- DIRECTIONS FOR THIS TASK
Present the data once more in exactly its original form.
========================================
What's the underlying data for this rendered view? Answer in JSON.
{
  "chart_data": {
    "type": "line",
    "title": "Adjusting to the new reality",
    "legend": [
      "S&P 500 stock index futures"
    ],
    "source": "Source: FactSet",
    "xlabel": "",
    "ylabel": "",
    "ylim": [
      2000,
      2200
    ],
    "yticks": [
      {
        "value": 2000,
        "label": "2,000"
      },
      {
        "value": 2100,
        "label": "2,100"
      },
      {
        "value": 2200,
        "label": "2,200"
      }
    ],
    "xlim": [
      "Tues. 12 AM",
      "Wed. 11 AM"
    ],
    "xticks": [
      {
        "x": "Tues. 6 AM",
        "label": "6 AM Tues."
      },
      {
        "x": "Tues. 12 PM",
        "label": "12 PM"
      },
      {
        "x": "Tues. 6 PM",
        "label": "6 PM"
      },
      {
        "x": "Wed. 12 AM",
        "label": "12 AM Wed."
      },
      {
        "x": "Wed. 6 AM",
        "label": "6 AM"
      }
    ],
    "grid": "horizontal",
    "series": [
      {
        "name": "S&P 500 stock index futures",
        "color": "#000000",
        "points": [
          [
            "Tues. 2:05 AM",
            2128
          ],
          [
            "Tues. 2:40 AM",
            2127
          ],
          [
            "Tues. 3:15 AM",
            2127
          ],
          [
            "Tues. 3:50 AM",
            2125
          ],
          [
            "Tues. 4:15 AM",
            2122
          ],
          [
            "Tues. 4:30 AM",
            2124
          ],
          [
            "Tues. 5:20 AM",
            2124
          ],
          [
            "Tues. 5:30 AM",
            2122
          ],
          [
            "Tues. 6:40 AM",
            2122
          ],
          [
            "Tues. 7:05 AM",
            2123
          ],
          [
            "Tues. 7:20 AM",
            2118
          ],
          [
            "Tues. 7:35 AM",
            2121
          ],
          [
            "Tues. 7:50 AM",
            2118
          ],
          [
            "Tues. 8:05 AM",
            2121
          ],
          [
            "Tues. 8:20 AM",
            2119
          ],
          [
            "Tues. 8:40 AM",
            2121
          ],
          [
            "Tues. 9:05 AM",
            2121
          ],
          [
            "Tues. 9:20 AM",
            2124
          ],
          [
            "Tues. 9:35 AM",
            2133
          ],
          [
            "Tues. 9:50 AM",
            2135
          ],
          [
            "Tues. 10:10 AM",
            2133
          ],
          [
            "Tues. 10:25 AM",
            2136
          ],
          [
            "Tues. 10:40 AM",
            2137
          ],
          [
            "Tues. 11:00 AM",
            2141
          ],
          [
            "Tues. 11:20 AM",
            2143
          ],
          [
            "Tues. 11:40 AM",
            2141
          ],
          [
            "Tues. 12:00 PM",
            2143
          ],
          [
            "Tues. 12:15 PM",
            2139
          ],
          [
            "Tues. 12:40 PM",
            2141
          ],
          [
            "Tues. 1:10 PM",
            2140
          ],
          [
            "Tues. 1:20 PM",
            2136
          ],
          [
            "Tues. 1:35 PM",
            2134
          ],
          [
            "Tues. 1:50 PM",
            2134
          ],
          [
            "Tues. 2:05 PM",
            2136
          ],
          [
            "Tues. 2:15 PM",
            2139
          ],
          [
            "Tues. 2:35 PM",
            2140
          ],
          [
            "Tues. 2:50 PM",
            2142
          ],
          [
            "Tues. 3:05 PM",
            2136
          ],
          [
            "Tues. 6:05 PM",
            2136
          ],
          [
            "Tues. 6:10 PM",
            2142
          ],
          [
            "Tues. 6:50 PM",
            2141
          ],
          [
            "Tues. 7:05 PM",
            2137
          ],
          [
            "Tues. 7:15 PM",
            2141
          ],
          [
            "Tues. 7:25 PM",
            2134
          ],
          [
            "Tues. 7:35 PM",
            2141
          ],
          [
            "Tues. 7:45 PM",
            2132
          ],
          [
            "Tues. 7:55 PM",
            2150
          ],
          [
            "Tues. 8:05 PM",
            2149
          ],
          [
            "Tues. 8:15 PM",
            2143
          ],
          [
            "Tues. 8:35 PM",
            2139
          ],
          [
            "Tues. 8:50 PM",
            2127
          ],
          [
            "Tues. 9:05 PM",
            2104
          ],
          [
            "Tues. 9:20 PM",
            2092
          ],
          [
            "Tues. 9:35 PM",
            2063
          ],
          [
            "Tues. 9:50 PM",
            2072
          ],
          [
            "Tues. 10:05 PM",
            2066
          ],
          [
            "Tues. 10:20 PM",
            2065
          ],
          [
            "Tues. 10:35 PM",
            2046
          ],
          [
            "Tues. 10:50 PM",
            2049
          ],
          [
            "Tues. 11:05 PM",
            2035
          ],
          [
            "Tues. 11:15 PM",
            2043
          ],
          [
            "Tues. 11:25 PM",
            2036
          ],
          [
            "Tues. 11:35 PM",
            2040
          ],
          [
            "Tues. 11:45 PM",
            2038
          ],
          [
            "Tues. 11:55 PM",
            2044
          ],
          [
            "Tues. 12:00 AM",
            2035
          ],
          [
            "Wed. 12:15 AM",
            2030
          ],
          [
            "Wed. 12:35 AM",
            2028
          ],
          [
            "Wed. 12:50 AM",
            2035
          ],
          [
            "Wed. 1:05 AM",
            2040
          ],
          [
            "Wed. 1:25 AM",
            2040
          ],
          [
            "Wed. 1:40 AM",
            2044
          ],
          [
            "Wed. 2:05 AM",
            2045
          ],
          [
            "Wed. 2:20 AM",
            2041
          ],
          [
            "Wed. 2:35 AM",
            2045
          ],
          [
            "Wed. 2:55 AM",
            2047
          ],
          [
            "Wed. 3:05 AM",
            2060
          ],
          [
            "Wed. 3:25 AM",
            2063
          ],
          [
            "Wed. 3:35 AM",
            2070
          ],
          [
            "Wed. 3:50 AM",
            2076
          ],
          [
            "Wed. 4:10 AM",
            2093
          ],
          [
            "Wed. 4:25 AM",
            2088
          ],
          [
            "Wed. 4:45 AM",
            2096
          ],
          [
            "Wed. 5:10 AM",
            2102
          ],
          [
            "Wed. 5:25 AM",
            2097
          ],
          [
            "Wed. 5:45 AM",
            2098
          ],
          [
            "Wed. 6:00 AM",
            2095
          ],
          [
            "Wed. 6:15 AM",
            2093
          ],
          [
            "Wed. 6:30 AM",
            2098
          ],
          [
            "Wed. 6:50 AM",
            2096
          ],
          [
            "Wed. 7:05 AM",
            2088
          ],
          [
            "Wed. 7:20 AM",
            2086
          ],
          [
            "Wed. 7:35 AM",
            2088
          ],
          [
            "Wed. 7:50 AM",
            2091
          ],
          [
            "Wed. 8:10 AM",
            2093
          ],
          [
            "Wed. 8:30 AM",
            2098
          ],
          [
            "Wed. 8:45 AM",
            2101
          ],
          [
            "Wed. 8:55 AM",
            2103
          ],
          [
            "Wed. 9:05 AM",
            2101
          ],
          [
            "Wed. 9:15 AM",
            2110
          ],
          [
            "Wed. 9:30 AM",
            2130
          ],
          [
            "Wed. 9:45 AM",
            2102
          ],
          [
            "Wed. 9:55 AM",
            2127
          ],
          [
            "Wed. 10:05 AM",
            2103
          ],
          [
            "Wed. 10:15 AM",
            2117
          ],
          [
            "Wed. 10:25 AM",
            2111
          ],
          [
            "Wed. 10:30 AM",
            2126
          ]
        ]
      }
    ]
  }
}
========================================
- RESPONSE TO THE EXERCISE
What's the underlying data for this rendered view? Answer in JSON.
{
  "chart_data": {
    "type": "line",
    "title": "Adjusting to the new reality",
    "legend": [
      "S&P 500 stock index futures"
    ],
    "source": "Source: FactSet",
    "xlabel": "",
    "ylabel": "",
    "ylim": [
      2000,
      2200
    ],
    "yticks": [
      {
        "value": 2000,
        "label": "2,000"
      },
      {
        "value": 2100,
        "label": "2,100"
      },
      {
        "value": 2200,
        "label": "2,200"
      }
    ],
    "xlim": [
      "Tues. 12 AM",
      "Wed. 11 AM"
    ],
    "xticks": [
      {
        "x": "Tues. 6 AM",
        "label": "6 AM Tues."
      },
      {
        "x": "Tues. 12 PM",
        "label": "12 PM"
      },
      {
        "x": "Tues. 6 PM",
        "label": "6 PM"
      },
      {
        "x": "Wed. 12 AM",
        "label": "12 AM Wed."
      },
      {
        "x": "Wed. 6 AM",
        "label": "6 AM"
      }
    ],
    "grid": "horizontal",
    "series": [
      {
        "name": "S&P 500 stock index futures",
        "color": "#000000",
        "points": [
          [
            "Tues. 2:05 AM",
            2128
          ],
          [
            "Tues. 2:40 AM",
            2127
          ],
          [
            "Tues. 3:15 AM",
            2127
          ],
          [
            "Tues. 3:50 AM",
            2125
          ],
          [
            "Tues. 4:15 AM",
            2122
          ],
          [
            "Tues. 4:30 AM",
            2124
          ],
          [
            "Tues. 5:20 AM",
            2124
          ],
          [
            "Tues. 5:30 AM",
            2122
          ],
          [
            "Tues. 6:40 AM",
            2122
          ],
          [
            "Tues. 7:05 AM",
            2123
          ],
          [
            "Tues. 7:20 AM",
            2118
          ],
          [
            "Tues. 7:35 AM",
            2121
          ],
          [
            "Tues. 7:50 AM",
            2118
          ],
          [
            "Tues. 8:05 AM",
            2121
          ],
          [
            "Tues. 8:20 AM",
            2119
          ],
          [
            "Tues. 8:40 AM",
            2121
          ],
          [
            "Tues. 9:05 AM",
            2121
          ],
          [
            "Tues. 9:20 AM",
            2124
          ],
          [
            "Tues. 9:35 AM",
            2133
          ],
          [
            "Tues. 9:50 AM",
            2135
          ],
          [
            "Tues. 10:10 AM",
            2133
          ],
          [
            "Tues. 10:25 AM",
            2136
          ],
          [
            "Tues. 10:40 AM",
            2137
          ],
          [
            "Tues. 11:00 AM",
            2141
          ],
          [
            "Tues. 11:20 AM",
            2143
          ],
          [
            "Tues. 11:40 AM",
            2141
          ],
          [
            "Tues. 12:00 PM",
            2143
          ],
          [
            "Tues. 12:15 PM",
            2139
          ],
          [
            "Tues. 12:40 PM",
            2141
          ],
          [
            "Tues. 1:10 PM",
            2140
          ],
          [
            "Tues. 1:20 PM",
            2136
          ],
          [
            "Tues. 1:35 PM",
            2134
          ],
          [
            "Tues. 1:50 PM",
            2134
          ],
          [
            "Tues. 2:05 PM",
            2136
          ],
          [
            "Tues. 2:15 PM",
            2139
          ],
          [
            "Tues. 2:35 PM",
            2140
          ],
          [
            "Tues. 2:50 PM",
            2142
          ],
          [
            "Tues. 3:05 PM",
            2136
          ],
          [
            "Tues. 6:05 PM",
            2136
          ],
          [
            "Tues. 6:10 PM",
            2142
          ],
          [
            "Tues. 6:50 PM",
            2141
          ],
          [
            "Tues. 7:05 PM",
            2137
          ],
          [
            "Tues. 7:15 PM",
            2141
          ],
          [
            "Tues. 7:25 PM",
            2134
          ],
          [
            "Tues. 7:35 PM",
            2141
          ],
          [
            "Tues. 7:45 PM",
            2132
          ],
          [
            "Tues. 7:55 PM",
            2150
          ],
          [
            "Tues. 8:05 PM",
            2149
          ],
          [
            "Tues. 8:15 PM",
            2143
          ],
          [
            "Tues. 8:35 PM",
            2139
          ],
          [
            "Tues. 8:50 PM",
            2127
          ],
          [
            "Tues. 9:05 PM",
            2104
          ],
          [
            "Tues. 9:20 PM",
            2092
          ],
          [
            "Tues. 9:35 PM",
            2063
          ],
          [
            "Tues. 9:50 PM",
            2072
          ],
          [
            "Tues. 10:05 PM",
            2066
          ],
          [
            "Tues. 10:20 PM",
            2065
          ],
          [
            "Tues. 10:35 PM",
            2046
          ],
          [
            "Tues. 10:50 PM",
            2049
          ],
          [
            "Tues. 11:05 PM",
            2035
          ],
          [
            "Tues. 11:15 PM",
            2043
          ],
          [
            "Tues. 11:25 PM",
            2036
          ],
          [
            "Tues. 11:35 PM",
            2040
          ],
          [
            "Tues. 11:45 PM",
            2038
          ],
          [
            "Tues. 11:55 PM",
            2044
          ],
          [
            "Tues. 12:00 AM",
            2035
          ],
          [
            "Wed. 12:15 AM",
            2030
          ],
          [
            "Wed. 12:35 AM",
            2028
          ],
          [
            "Wed. 12:50 AM",
            2035
          ],
          [
            "Wed. 1:05 AM",
            2040
          ],
          [
            "Wed. 1:25 AM",
            2040
          ],
          [
            "Wed. 1:40 AM",
            2044
          ],
          [
            "Wed. 2:05 AM",
            2045
          ],
          [
            "Wed. 2:20 AM",
            2041
          ],
          [
            "Wed. 2:35 AM",
            2045
          ],
          [
            "Wed. 2:55 AM",
            2047
          ],
          [
            "Wed. 3:05 AM",
            2060
          ],
          [
            "Wed. 3:25 AM",
            2063
          ],
          [
            "Wed. 3:35 AM",
            2070
          ],
          [
            "Wed. 3:50 AM",
            2076
          ],
          [
            "Wed. 4:10 AM",
            2093
          ],
          [
            "Wed. 4:25 AM",
            2088
          ],
          [
            "Wed. 4:45 AM",
            2096
          ],
          [
            "Wed. 5:10 AM",
            2102
          ],
          [
            "Wed. 5:25 AM",
            2097
          ],
          [
            "Wed. 5:45 AM",
            2098
          ],
          [
            "Wed. 6:00 AM",
            2095
          ],
          [
            "Wed. 6:15 AM",
            2093
          ],
          [
            "Wed. 6:30 AM",
            2098
          ],
          [
            "Wed. 6:50 AM",
            2096
          ],
          [
            "Wed. 7:05 AM",
            2088
          ],
          [
            "Wed. 7:20 AM",
            2086
          ],
          [
            "Wed. 7:35 AM",
            2088
          ],
          [
            "Wed. 7:50 AM",
            2091
          ],
          [
            "Wed. 8:10 AM",
            2093
          ],
          [
            "Wed. 8:30 AM",
            2098
          ],
          [
            "Wed. 8:45 AM",
            2101
          ],
          [
            "Wed. 8:55 AM",
            2103
          ],
          [
            "Wed. 9:05 AM",
            2101
          ],
          [
            "Wed. 9:15 AM",
            2110
          ],
          [
            "Wed. 9:30 AM",
            2130
          ],
          [
            "Wed. 9:45 AM",
            2102
          ],
          [
            "Wed. 9:55 AM",
            2127
          ],
          [
            "Wed. 10:05 AM",
            2103
          ],
          [
            "Wed. 10:15 AM",
            2117
          ],
          [
            "Wed. 10:25 AM",
            2111
          ],
          [
            "Wed. 10:30 AM",
            2126
          ]
        ]
      }
    ]
  }
}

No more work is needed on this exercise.